##### SUPPLIED MATERIAL #####
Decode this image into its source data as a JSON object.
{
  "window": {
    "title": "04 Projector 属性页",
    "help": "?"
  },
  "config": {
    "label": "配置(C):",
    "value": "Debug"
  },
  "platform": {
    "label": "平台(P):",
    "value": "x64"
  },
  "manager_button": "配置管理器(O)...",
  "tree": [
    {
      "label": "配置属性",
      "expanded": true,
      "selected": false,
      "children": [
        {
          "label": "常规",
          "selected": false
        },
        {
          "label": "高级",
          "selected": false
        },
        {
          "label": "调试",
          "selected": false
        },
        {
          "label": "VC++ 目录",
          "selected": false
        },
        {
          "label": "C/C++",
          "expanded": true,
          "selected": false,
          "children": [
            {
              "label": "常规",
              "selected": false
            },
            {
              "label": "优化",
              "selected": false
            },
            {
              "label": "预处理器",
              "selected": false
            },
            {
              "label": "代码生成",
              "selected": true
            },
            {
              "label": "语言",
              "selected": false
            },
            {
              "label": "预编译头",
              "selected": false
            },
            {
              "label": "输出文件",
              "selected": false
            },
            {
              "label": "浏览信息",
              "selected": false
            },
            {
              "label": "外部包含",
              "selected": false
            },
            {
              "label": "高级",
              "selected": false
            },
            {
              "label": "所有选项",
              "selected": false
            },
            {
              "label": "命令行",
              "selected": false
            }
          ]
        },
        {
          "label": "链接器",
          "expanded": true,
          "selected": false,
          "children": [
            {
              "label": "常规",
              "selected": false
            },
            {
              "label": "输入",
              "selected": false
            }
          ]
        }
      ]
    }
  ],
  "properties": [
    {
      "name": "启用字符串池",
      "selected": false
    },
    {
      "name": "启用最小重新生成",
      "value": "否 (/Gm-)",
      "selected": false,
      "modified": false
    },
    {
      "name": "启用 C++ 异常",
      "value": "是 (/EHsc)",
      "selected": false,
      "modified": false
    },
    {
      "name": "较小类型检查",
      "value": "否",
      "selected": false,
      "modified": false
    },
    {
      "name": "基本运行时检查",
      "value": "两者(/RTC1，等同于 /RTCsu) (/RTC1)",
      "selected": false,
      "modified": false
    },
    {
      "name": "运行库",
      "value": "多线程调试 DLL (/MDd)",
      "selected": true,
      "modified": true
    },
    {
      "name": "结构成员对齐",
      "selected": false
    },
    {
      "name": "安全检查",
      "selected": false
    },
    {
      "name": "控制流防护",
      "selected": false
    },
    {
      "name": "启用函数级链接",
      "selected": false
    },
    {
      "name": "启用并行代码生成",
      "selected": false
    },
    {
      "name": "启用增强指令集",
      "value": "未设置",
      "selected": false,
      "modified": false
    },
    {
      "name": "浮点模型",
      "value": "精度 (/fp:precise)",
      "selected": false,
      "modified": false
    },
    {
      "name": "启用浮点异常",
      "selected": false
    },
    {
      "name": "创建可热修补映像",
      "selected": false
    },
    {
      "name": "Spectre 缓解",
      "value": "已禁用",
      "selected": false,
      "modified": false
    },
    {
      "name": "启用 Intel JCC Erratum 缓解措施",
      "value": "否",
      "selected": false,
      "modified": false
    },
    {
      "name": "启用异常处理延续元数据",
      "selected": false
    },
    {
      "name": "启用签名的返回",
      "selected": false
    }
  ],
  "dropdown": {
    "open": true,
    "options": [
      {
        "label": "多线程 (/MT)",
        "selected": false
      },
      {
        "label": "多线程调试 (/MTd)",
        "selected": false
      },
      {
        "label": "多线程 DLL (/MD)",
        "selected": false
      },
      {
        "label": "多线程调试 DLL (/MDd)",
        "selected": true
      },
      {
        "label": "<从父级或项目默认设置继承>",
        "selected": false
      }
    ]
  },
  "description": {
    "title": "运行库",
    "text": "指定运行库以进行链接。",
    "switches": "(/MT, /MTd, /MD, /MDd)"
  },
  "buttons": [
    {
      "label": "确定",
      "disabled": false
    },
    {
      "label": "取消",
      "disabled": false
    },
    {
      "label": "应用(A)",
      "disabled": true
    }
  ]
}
#####
##### SUPPLIED MATERIAL #####
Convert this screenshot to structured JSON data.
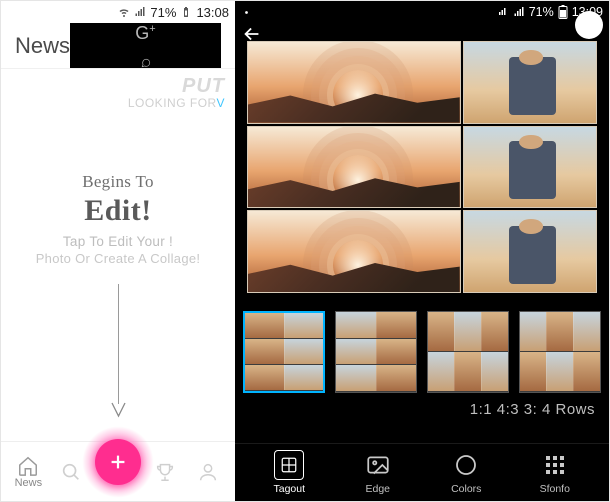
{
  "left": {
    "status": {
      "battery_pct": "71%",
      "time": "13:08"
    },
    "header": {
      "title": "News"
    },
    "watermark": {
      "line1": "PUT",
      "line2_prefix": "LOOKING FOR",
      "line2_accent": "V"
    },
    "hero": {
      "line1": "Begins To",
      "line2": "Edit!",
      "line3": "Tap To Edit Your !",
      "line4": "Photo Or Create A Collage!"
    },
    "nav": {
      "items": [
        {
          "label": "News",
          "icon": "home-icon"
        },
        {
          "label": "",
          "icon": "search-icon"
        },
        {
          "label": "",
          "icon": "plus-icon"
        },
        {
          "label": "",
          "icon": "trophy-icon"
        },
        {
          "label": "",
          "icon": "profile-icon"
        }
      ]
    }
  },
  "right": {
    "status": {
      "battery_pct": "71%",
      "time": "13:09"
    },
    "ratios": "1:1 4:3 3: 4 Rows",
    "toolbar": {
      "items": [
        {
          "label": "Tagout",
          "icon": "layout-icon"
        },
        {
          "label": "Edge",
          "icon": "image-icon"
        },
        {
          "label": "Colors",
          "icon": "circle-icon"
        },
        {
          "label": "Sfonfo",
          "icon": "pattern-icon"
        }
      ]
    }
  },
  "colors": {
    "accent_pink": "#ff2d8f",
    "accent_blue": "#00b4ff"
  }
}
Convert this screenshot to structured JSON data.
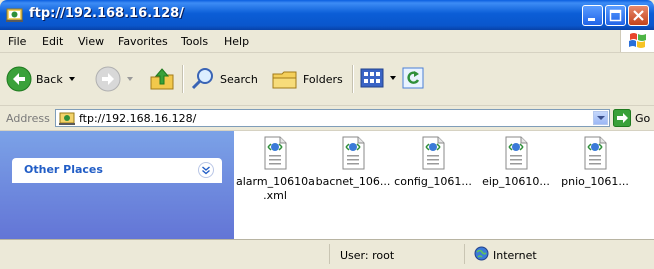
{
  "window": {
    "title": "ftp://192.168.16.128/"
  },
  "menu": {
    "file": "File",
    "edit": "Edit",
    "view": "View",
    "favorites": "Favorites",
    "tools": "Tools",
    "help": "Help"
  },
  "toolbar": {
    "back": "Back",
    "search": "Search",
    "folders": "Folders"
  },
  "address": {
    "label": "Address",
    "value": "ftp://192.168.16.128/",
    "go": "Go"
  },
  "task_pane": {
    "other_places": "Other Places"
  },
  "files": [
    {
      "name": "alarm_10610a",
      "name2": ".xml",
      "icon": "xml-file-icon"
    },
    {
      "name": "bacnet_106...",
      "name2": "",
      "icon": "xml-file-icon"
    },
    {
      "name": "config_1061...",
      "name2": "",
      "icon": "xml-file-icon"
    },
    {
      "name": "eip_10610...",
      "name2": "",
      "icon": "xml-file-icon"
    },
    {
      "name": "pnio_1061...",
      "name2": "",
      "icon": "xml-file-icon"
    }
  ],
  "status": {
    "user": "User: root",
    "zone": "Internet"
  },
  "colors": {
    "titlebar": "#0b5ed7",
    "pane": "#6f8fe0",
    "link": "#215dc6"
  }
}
#####
**TASK STATEMENT**
Identify each line containing the string "true" and copy it out.

**SOLUTION BELOW**
      "expanded": true,
          "expanded": true,
              "selected": true
          "expanded": true,
      "selected": true,
      "modified": true
    "open": true,
        "selected": true
      "disabled": true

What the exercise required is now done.